Instruction:
Search the records for "Source" and copy each line that holds it.
start Data for the task
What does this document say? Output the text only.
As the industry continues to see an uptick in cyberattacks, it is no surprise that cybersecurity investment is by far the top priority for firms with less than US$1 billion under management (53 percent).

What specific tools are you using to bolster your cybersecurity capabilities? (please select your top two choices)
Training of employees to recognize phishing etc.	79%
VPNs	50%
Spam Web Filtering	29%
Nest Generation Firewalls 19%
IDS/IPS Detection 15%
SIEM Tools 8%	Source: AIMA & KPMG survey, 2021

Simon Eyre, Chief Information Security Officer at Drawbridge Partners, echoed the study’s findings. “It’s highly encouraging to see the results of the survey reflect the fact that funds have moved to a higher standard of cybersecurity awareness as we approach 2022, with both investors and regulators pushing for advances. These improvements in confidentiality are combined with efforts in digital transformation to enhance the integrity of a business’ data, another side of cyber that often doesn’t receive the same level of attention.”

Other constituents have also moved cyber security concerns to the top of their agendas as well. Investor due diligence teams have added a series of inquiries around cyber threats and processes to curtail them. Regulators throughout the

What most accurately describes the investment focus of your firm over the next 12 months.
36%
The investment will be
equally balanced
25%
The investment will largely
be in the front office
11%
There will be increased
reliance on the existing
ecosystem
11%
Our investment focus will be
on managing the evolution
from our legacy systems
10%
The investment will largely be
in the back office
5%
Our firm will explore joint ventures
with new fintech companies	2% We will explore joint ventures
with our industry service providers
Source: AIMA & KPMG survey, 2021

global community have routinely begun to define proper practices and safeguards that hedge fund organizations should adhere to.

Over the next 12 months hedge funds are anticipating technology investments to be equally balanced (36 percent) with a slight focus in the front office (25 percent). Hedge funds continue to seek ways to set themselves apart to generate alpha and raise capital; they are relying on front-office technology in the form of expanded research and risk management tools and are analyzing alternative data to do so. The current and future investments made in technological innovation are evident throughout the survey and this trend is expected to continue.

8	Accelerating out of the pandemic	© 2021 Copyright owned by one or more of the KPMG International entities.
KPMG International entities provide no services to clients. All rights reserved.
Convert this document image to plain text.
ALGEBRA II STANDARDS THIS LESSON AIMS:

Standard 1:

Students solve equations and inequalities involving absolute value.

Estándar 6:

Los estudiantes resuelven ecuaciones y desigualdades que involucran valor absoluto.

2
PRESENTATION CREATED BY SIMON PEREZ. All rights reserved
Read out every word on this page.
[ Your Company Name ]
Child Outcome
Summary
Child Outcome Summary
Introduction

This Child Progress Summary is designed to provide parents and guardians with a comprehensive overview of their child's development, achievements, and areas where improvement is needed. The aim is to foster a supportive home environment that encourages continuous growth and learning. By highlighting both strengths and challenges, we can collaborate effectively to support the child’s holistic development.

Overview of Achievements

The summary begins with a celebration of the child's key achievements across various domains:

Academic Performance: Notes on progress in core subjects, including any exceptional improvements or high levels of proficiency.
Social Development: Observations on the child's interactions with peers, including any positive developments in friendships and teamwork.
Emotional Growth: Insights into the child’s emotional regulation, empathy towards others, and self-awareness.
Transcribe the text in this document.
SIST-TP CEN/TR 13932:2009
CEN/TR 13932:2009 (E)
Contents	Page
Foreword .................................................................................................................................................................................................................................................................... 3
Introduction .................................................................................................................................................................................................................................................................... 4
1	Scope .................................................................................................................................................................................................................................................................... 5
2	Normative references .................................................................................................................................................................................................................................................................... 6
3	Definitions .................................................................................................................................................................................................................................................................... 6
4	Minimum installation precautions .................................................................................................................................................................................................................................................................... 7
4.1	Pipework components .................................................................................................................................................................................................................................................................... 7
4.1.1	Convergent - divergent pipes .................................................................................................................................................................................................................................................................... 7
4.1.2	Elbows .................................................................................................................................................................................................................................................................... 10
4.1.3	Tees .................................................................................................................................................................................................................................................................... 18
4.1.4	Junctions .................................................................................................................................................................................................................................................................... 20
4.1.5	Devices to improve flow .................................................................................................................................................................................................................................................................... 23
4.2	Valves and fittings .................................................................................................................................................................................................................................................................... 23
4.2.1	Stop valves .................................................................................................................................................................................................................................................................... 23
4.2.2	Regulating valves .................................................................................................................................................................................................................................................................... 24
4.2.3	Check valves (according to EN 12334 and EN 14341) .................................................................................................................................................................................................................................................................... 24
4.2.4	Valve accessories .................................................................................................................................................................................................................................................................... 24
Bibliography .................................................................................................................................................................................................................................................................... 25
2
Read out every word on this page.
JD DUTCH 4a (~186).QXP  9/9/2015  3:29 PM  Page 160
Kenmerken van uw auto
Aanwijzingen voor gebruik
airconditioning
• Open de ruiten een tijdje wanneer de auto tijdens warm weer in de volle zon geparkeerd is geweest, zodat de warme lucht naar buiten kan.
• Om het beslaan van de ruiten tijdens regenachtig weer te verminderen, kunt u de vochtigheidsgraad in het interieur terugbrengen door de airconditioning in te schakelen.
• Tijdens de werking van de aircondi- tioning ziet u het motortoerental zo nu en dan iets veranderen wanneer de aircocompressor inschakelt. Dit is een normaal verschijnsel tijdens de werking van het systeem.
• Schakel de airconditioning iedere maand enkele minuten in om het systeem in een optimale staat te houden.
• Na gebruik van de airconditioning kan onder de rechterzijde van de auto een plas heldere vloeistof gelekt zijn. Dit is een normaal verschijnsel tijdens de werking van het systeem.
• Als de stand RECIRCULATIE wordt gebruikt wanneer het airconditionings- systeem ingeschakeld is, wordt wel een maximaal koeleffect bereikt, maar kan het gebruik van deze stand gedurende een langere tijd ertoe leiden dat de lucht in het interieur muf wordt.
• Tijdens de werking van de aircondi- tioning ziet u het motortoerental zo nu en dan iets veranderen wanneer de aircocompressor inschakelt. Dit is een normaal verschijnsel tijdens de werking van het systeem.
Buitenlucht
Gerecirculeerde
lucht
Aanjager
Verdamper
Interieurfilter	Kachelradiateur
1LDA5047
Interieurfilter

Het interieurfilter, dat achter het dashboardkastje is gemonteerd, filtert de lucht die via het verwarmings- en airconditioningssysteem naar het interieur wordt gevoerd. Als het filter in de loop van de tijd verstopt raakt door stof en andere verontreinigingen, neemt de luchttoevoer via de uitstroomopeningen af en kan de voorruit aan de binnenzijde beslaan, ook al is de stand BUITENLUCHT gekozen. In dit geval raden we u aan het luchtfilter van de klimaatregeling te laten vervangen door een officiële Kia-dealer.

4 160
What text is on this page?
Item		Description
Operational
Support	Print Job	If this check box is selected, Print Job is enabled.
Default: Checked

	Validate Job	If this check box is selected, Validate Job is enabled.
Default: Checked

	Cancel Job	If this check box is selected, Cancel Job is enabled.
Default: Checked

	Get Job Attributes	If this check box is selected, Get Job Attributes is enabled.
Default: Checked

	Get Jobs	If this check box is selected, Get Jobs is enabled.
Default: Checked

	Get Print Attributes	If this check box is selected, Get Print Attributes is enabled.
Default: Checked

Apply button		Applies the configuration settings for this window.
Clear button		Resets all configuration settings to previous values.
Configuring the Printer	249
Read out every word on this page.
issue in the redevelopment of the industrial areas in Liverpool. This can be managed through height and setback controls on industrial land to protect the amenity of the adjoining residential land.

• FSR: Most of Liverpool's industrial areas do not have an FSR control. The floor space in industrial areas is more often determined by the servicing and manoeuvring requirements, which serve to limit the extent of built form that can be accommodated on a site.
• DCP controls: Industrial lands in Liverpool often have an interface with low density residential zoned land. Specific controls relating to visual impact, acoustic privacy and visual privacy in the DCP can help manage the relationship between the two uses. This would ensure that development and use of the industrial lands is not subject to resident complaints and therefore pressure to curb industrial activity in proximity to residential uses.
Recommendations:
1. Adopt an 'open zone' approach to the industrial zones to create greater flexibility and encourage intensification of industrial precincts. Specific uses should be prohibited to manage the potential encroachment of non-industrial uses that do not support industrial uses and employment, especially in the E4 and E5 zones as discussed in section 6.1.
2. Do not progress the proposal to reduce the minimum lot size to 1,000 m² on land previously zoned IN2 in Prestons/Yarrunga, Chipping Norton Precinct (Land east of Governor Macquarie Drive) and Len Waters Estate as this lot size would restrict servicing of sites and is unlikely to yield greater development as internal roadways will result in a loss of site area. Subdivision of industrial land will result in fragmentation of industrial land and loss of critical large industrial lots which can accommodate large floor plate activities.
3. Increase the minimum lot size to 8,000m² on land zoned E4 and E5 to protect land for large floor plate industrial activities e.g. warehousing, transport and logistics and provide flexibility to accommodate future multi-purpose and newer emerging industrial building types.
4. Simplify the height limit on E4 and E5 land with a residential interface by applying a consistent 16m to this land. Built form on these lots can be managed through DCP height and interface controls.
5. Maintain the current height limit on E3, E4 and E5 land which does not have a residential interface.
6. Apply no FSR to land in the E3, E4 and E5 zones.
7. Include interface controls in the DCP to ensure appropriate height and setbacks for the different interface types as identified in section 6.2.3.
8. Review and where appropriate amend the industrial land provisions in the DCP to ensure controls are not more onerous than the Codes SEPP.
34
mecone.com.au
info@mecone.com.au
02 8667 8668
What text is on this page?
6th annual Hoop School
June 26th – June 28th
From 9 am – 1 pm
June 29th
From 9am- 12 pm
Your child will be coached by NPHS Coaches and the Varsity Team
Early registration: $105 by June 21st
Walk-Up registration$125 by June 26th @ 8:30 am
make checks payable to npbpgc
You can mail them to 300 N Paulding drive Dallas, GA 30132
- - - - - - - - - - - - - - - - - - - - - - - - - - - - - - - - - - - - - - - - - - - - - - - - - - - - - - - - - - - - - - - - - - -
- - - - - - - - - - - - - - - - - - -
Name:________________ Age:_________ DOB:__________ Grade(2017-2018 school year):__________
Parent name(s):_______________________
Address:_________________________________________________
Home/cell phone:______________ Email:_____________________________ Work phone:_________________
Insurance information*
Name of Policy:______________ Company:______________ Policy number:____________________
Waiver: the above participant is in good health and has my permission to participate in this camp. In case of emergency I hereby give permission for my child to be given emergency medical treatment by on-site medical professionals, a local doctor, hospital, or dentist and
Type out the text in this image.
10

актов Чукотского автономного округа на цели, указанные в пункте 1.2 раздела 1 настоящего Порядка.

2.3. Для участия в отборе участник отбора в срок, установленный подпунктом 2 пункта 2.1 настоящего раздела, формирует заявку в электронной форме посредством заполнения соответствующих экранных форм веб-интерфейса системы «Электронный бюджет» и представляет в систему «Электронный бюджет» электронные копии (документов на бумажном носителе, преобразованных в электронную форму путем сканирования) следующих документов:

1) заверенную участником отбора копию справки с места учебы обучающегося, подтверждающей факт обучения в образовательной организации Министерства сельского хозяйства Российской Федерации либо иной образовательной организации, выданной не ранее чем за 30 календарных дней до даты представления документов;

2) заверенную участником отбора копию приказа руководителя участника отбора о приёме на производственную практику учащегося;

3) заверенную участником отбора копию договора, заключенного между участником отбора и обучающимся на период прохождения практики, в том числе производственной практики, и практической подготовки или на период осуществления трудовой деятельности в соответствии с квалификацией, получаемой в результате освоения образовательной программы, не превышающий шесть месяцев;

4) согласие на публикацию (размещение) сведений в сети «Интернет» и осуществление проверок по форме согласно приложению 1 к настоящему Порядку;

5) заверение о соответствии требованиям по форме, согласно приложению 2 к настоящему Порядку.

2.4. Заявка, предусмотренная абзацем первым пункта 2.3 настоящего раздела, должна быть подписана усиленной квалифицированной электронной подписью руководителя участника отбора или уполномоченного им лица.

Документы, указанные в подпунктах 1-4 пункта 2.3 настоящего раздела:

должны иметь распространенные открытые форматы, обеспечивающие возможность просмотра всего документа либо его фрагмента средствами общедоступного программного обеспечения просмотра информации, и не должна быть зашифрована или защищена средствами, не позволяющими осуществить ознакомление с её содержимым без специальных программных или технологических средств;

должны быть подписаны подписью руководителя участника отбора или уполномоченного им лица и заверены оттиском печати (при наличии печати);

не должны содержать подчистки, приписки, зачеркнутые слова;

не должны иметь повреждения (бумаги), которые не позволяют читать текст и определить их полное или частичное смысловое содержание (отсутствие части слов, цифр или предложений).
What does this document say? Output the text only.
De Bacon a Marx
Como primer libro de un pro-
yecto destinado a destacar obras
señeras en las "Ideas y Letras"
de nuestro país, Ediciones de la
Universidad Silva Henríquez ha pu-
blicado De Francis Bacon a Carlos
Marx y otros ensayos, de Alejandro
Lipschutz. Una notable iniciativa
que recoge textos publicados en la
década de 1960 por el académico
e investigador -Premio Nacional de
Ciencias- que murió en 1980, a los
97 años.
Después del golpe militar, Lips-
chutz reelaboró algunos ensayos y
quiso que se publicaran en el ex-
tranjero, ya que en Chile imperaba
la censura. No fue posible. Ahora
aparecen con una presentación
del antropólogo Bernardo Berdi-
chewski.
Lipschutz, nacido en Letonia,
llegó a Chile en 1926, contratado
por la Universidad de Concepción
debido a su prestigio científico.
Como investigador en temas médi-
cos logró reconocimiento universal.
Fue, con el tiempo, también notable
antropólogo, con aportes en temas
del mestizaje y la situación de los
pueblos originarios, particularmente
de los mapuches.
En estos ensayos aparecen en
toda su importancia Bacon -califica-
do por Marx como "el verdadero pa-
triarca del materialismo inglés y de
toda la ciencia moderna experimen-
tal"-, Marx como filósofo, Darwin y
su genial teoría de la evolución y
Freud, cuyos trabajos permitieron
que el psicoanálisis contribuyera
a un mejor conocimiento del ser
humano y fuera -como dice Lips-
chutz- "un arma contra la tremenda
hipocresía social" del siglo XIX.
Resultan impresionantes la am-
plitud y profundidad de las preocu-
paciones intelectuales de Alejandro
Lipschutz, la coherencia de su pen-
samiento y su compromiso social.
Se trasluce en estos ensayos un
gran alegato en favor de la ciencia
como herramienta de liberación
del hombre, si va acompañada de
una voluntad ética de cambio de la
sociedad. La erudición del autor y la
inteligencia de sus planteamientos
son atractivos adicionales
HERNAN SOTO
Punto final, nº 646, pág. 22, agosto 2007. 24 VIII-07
end Data for the task
Solution:
SIEM Tools 8%	Source: AIMA & KPMG survey, 2021
Source: AIMA & KPMG survey, 2021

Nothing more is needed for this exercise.